• [Task directions]: Repeat the listing that follows, character for character, minus the pictures.

──────── Given information

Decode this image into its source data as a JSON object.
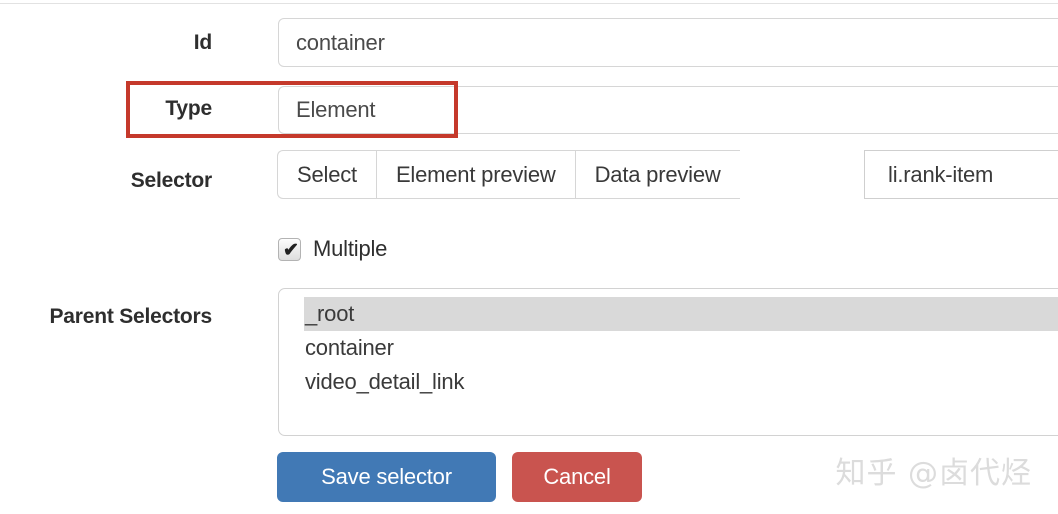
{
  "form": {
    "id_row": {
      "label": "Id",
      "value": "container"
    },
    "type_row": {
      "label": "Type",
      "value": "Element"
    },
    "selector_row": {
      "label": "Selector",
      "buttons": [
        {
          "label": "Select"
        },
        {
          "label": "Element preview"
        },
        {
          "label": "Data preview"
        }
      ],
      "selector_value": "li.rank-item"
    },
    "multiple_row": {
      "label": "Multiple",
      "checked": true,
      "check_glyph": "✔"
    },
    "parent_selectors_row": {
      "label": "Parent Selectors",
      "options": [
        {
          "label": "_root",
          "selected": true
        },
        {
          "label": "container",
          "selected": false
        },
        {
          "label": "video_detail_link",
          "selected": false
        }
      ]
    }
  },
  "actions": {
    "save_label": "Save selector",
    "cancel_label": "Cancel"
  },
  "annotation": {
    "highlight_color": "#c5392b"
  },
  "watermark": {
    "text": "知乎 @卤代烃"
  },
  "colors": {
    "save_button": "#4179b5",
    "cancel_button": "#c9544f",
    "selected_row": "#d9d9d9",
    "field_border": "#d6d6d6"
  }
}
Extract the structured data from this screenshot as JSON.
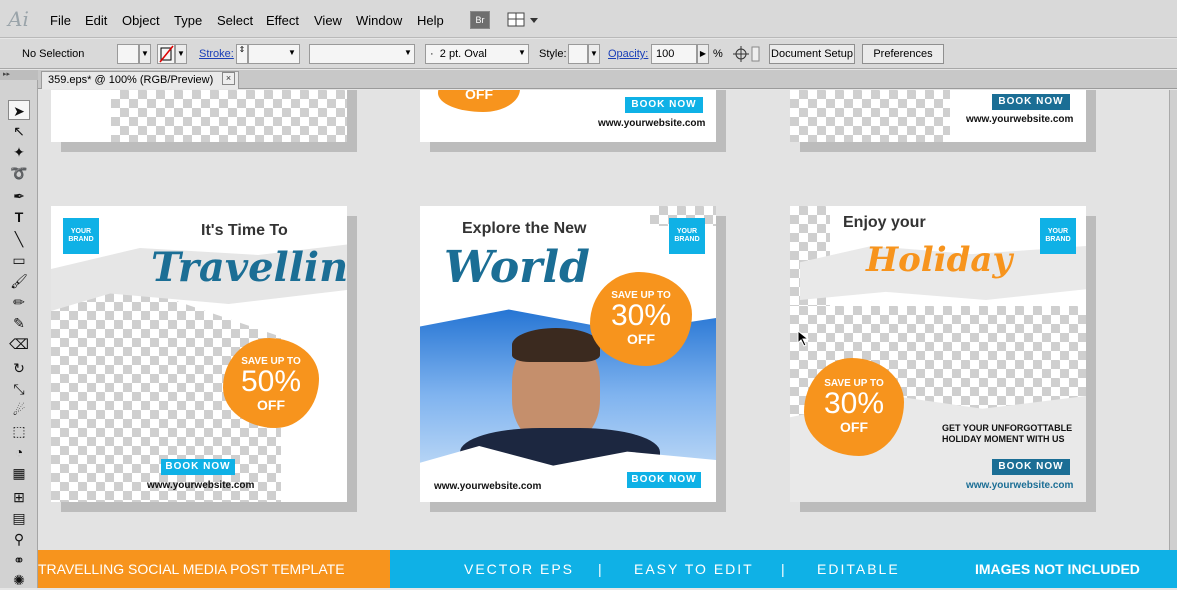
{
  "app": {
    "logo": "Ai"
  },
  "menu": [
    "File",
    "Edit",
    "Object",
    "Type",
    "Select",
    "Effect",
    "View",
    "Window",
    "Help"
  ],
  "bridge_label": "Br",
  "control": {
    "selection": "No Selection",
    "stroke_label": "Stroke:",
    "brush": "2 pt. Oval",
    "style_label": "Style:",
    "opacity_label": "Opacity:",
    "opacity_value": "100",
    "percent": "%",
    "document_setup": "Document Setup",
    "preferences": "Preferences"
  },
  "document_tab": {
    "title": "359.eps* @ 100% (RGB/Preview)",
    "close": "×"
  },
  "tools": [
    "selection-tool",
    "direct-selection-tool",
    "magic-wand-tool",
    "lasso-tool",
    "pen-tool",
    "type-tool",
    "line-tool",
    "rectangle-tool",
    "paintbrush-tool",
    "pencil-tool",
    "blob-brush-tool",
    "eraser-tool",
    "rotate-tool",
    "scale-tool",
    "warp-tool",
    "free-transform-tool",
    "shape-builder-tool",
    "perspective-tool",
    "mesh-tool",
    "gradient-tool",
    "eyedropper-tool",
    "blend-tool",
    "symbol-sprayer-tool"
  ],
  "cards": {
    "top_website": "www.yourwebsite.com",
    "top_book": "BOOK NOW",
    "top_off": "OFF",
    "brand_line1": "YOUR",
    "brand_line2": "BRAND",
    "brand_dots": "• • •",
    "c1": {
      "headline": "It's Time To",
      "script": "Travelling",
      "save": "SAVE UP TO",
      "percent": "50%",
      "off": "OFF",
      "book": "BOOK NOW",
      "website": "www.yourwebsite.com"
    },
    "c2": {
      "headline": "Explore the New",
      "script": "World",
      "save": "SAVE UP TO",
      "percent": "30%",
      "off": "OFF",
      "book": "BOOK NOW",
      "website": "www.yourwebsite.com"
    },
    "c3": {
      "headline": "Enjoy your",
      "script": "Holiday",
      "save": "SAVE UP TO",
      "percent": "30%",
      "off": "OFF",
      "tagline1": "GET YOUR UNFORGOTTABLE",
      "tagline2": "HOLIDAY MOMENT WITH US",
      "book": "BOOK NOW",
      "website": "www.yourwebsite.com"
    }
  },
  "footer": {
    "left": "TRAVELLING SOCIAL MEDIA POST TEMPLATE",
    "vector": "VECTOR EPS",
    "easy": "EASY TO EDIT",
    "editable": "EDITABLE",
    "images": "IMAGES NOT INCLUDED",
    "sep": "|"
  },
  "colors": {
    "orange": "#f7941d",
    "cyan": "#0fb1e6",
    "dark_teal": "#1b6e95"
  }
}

────────────────

• [The completed task]:
Decode this image into its source data as a JSON object.
{
  "form": {
    "id_row": {
      "label": "Id",
      "value": "container"
    },
    "type_row": {
      "label": "Type",
      "value": "Element"
    },
    "selector_row": {
      "label": "Selector",
      "buttons": [
        {
          "label": "Select"
        },
        {
          "label": "Element preview"
        },
        {
          "label": "Data preview"
        }
      ],
      "selector_value": "li.rank-item"
    },
    "multiple_row": {
      "label": "Multiple",
      "checked": true,
      "check_glyph": "✔"
    },
    "parent_selectors_row": {
      "label": "Parent Selectors",
      "options": [
        {
          "label": "_root",
          "selected": true
        },
        {
          "label": "container",
          "selected": false
        },
        {
          "label": "video_detail_link",
          "selected": false
        }
      ]
    }
  },
  "actions": {
    "save_label": "Save selector",
    "cancel_label": "Cancel"
  },
  "annotation": {
    "highlight_color": "#c5392b"
  },
  "watermark": {
    "text": "知乎 @卤代烃"
  },
  "colors": {
    "save_button": "#4179b5",
    "cancel_button": "#c9544f",
    "selected_row": "#d9d9d9",
    "field_border": "#d6d6d6"
  }
}
Extract the structured data from this screenshot as JSON.
{
  "app": {
    "logo": "Ai"
  },
  "menu": [
    "File",
    "Edit",
    "Object",
    "Type",
    "Select",
    "Effect",
    "View",
    "Window",
    "Help"
  ],
  "bridge_label": "Br",
  "control": {
    "selection": "No Selection",
    "stroke_label": "Stroke:",
    "brush": "2 pt. Oval",
    "style_label": "Style:",
    "opacity_label": "Opacity:",
    "opacity_value": "100",
    "percent": "%",
    "document_setup": "Document Setup",
    "preferences": "Preferences"
  },
  "document_tab": {
    "title": "359.eps* @ 100% (RGB/Preview)",
    "close": "×"
  },
  "tools": [
    "selection-tool",
    "direct-selection-tool",
    "magic-wand-tool",
    "lasso-tool",
    "pen-tool",
    "type-tool",
    "line-tool",
    "rectangle-tool",
    "paintbrush-tool",
    "pencil-tool",
    "blob-brush-tool",
    "eraser-tool",
    "rotate-tool",
    "scale-tool",
    "warp-tool",
    "free-transform-tool",
    "shape-builder-tool",
    "perspective-tool",
    "mesh-tool",
    "gradient-tool",
    "eyedropper-tool",
    "blend-tool",
    "symbol-sprayer-tool"
  ],
  "cards": {
    "top_website": "www.yourwebsite.com",
    "top_book": "BOOK NOW",
    "top_off": "OFF",
    "brand_line1": "YOUR",
    "brand_line2": "BRAND",
    "brand_dots": "• • •",
    "c1": {
      "headline": "It's Time To",
      "script": "Travelling",
      "save": "SAVE UP TO",
      "percent": "50%",
      "off": "OFF",
      "book": "BOOK NOW",
      "website": "www.yourwebsite.com"
    },
    "c2": {
      "headline": "Explore the New",
      "script": "World",
      "save": "SAVE UP TO",
      "percent": "30%",
      "off": "OFF",
      "book": "BOOK NOW",
      "website": "www.yourwebsite.com"
    },
    "c3": {
      "headline": "Enjoy your",
      "script": "Holiday",
      "save": "SAVE UP TO",
      "percent": "30%",
      "off": "OFF",
      "tagline1": "GET YOUR UNFORGOTTABLE",
      "tagline2": "HOLIDAY MOMENT WITH US",
      "book": "BOOK NOW",
      "website": "www.yourwebsite.com"
    }
  },
  "footer": {
    "left": "TRAVELLING SOCIAL MEDIA POST TEMPLATE",
    "vector": "VECTOR EPS",
    "easy": "EASY TO EDIT",
    "editable": "EDITABLE",
    "images": "IMAGES NOT INCLUDED",
    "sep": "|"
  },
  "colors": {
    "orange": "#f7941d",
    "cyan": "#0fb1e6",
    "dark_teal": "#1b6e95"
  }
}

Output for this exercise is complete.